__AIM OF THE TASK__: State how many lines in the listing below include the word "εικόνα", and add nothing besides the number.

__INPUT DATA__:
- - -
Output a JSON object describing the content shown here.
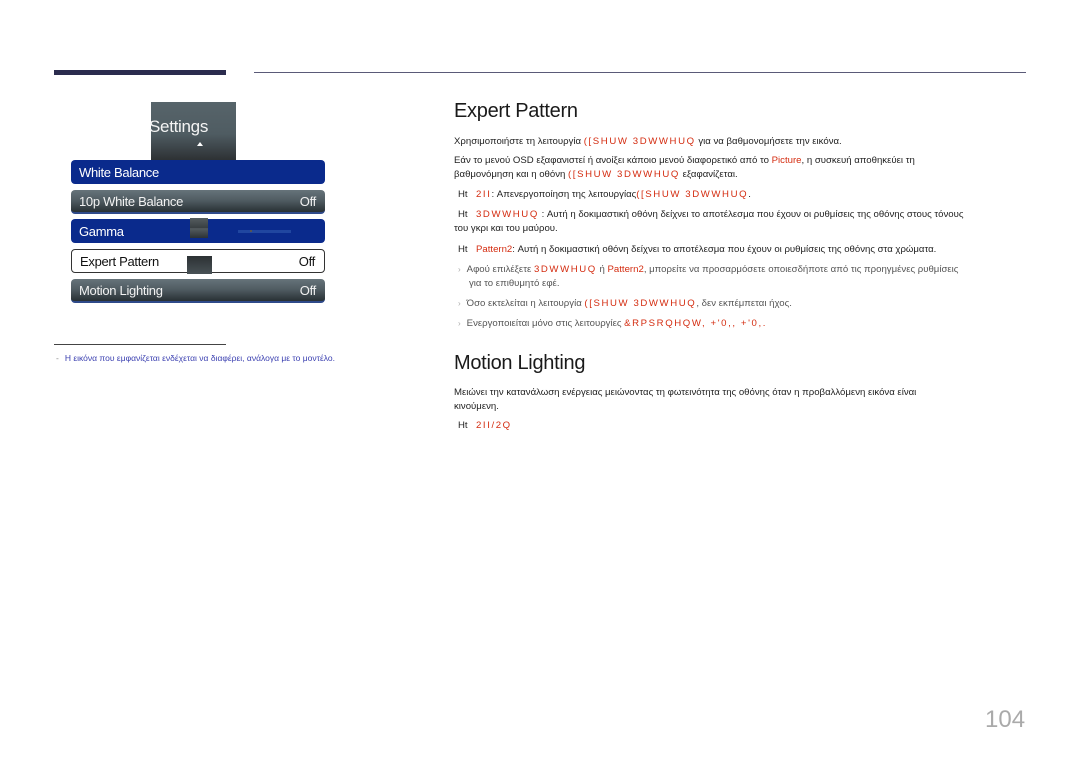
{
  "osd": {
    "title": "Settings",
    "items": [
      {
        "label": "White Balance",
        "value": ""
      },
      {
        "label": "10p White Balance",
        "value": "Off"
      },
      {
        "label": "Gamma",
        "value": ""
      },
      {
        "label": "Expert Pattern",
        "value": "Off"
      },
      {
        "label": "Motion Lighting",
        "value": "Off"
      }
    ]
  },
  "note": {
    "dash": "-",
    "text": "Η εικόνα που εμφανίζεται ενδέχεται να διαφέρει, ανάλογα με το μοντέλο."
  },
  "expert_pattern": {
    "heading": "Expert Pattern",
    "p1_a": "Χρησιμοποιήστε τη λειτουργία ",
    "p1_red": "([SHUW 3DWWHUQ",
    "p1_b": " για να βαθμονομήσετε την εικόνα.",
    "p2_a": "Εάν το μενού OSD εξαφανιστεί ή ανοίξει κάποιο μενού διαφορετικό από το ",
    "p2_red": "Picture",
    "p2_b": ", η συσκευή αποθηκεύει τη",
    "p2_c": "βαθμονόμηση και η οθόνη ",
    "p2_red2": "([SHUW 3DWWHUQ",
    "p2_d": " εξαφανίζεται.",
    "opt_prefix": "Ht",
    "opt1_red": "2II",
    "opt1_text": ": Απενεργοποίηση της λειτουργίας",
    "opt1_red2": "([SHUW 3DWWHUQ",
    "opt1_end": ".",
    "opt2_red": "3DWWHUQ",
    "opt2_text": " : Αυτή η δοκιμαστική οθόνη δείχνει το αποτέλεσμα που έχουν οι ρυθμίσεις της οθόνης στους τόνους",
    "opt2_cont": "του γκρι και του μαύρου.",
    "opt3_red": "Pattern2",
    "opt3_text": ": Αυτή η δοκιμαστική οθόνη δείχνει το αποτέλεσμα που έχουν οι ρυθμίσεις της οθόνης στα χρώματα.",
    "bullet": "›",
    "n1_a": "Αφού επιλέξετε ",
    "n1_red": "3DWWHUQ",
    "n1_b": " ή ",
    "n1_red2": "Pattern2",
    "n1_c": ", μπορείτε να προσαρμόσετε οποιεσδήποτε από τις προηγμένες ρυθμίσεις",
    "n1_cont": "για το επιθυμητό εφέ.",
    "n2_a": "Όσο εκτελείται η λειτουργία ",
    "n2_red": "([SHUW 3DWWHUQ",
    "n2_b": ", δεν εκπέμπεται ήχος.",
    "n3_a": "Ενεργοποιείται μόνο στις λειτουργίες ",
    "n3_red": "&RPSRQHQW, +'0,, +'0,.",
    "n3_b": ""
  },
  "motion_lighting": {
    "heading": "Motion Lighting",
    "p1": "Μειώνει την κατανάλωση ενέργειας μειώνοντας τη φωτεινότητα της οθόνης όταν η προβαλλόμενη εικόνα είναι",
    "p1_cont": "κινούμενη.",
    "opt_prefix": "Ht",
    "opt_red": "2II/2Q"
  },
  "page_number": "104"
}
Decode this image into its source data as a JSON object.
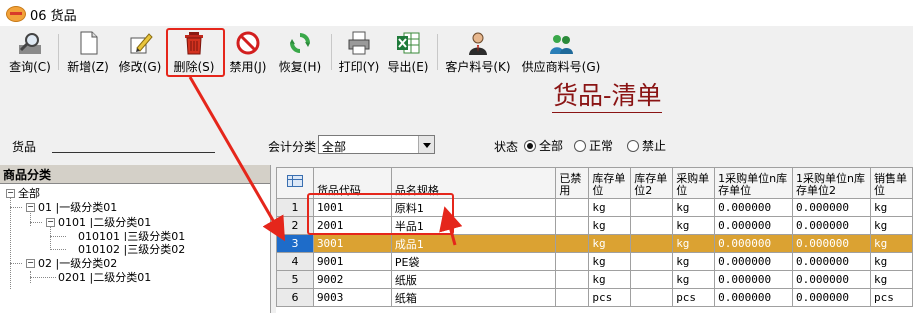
{
  "window": {
    "title": "06 货品"
  },
  "toolbar": {
    "buttons": [
      {
        "label": "查询(C)"
      },
      {
        "label": "新增(Z)"
      },
      {
        "label": "修改(G)"
      },
      {
        "label": "删除(S)"
      },
      {
        "label": "禁用(J)"
      },
      {
        "label": "恢复(H)"
      },
      {
        "label": "打印(Y)"
      },
      {
        "label": "导出(E)"
      },
      {
        "label": "客户料号(K)"
      },
      {
        "label": "供应商料号(G)"
      }
    ]
  },
  "doc_title": "货品-清单",
  "filters": {
    "goods_label": "货品",
    "account_label": "会计分类",
    "account_value": "全部",
    "status_label": "状态",
    "status_options": [
      "全部",
      "正常",
      "禁止"
    ],
    "status_selected": "全部"
  },
  "tree": {
    "header": "商品分类",
    "nodes": [
      "全部",
      "01 |一级分类01",
      "0101 |二级分类01",
      "010101 |三级分类01",
      "010102 |三级分类02",
      "02 |一级分类02",
      "0201 |二级分类01"
    ]
  },
  "grid": {
    "columns": [
      "",
      "货品代码",
      "品名规格",
      "已禁用",
      "库存单位",
      "库存单位2",
      "采购单位",
      "1采购单位n库存单位",
      "1采购单位n库存单位2",
      "销售单位"
    ],
    "rows": [
      [
        "1",
        "1001",
        "原料1",
        "",
        "kg",
        "",
        "kg",
        "0.000000",
        "0.000000",
        "kg"
      ],
      [
        "2",
        "2001",
        "半品1",
        "",
        "kg",
        "",
        "kg",
        "0.000000",
        "0.000000",
        "kg"
      ],
      [
        "3",
        "3001",
        "成品1",
        "",
        "kg",
        "",
        "kg",
        "0.000000",
        "0.000000",
        "kg"
      ],
      [
        "4",
        "9001",
        "PE袋",
        "",
        "kg",
        "",
        "kg",
        "0.000000",
        "0.000000",
        "kg"
      ],
      [
        "5",
        "9002",
        "纸版",
        "",
        "kg",
        "",
        "kg",
        "0.000000",
        "0.000000",
        "kg"
      ],
      [
        "6",
        "9003",
        "纸箱",
        "",
        "pcs",
        "",
        "pcs",
        "0.000000",
        "0.000000",
        "pcs"
      ]
    ],
    "selected_row": "3"
  },
  "colors": {
    "selected_row": "#dba232",
    "annotation": "#e5261b",
    "title": "#8a1414"
  },
  "icons": [
    "search-icon",
    "new-document-icon",
    "edit-icon",
    "trash-icon",
    "disable-icon",
    "restore-icon",
    "printer-icon",
    "excel-export-icon",
    "customer-icon",
    "supplier-icon"
  ]
}
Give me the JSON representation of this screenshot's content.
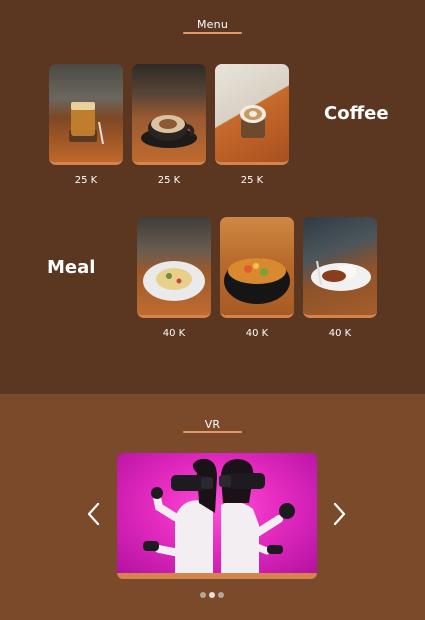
- - -
__FULL RESPONSE__: 3